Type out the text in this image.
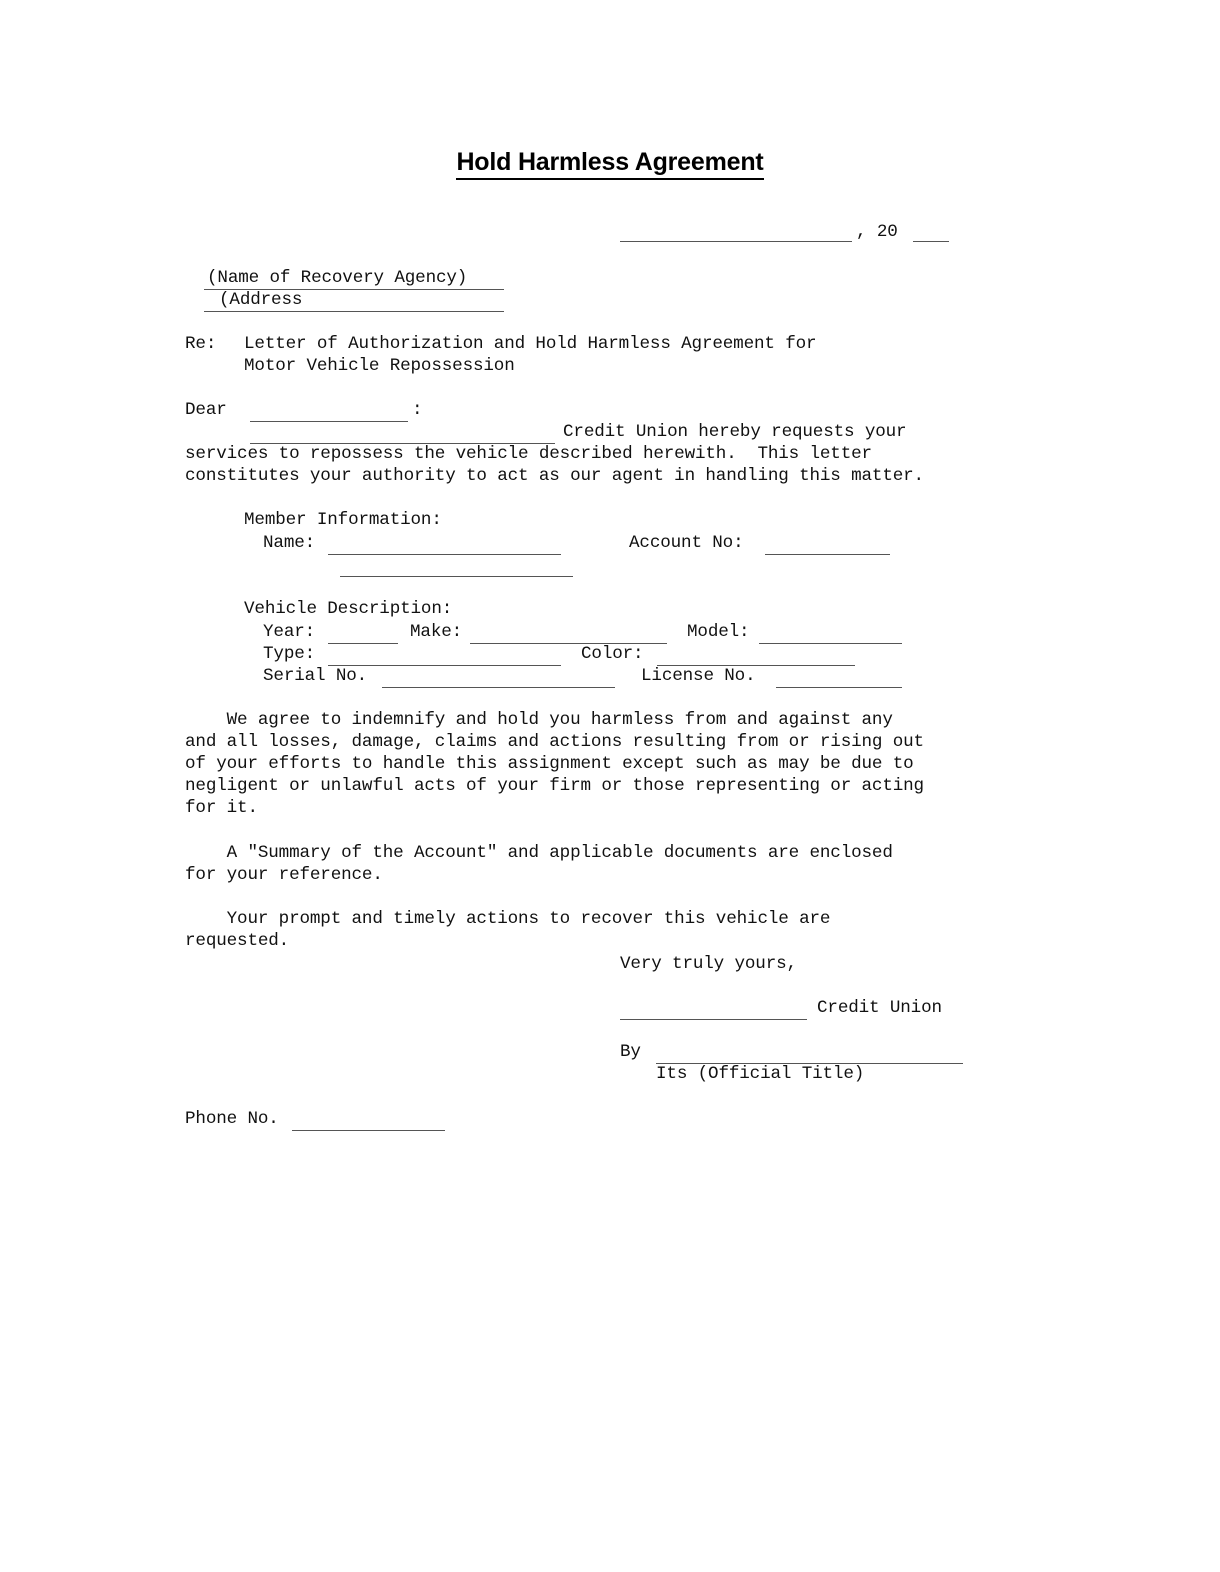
Hold Harmless Agreement
, 20
(Name of Recovery Agency)
(Address
Re: Letter of Authorization and Hold Harmless Agreement for
Motor Vehicle Repossession
Dear	:
Credit Union hereby requests your
services to repossess the vehicle described herewith.  This letter
constitutes your authority to act as our agent in handling this matter.
Member Information:
Name:	Account No:
Vehicle Description:
Year:	Make:	Model:
Type:	Color:
Serial No.	License No.
We agree to indemnify and hold you harmless from and against any
and all losses, damage, claims and actions resulting from or rising out
of your efforts to handle this assignment except such as may be due to
negligent or unlawful acts of your firm or those representing or acting
for it.
A "Summary of the Account" and applicable documents are enclosed
for your reference.
Your prompt and timely actions to recover this vehicle are
requested.
Very truly yours,
Credit Union
By
Its (Official Title)
Phone No.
☆ ☆ ☆ ☆ ☆ ☆ ☆
▸ Given request:
Copy all the lines above that hold the string "Credit".

▸ Task answer:
Credit Union hereby requests your
Credit Union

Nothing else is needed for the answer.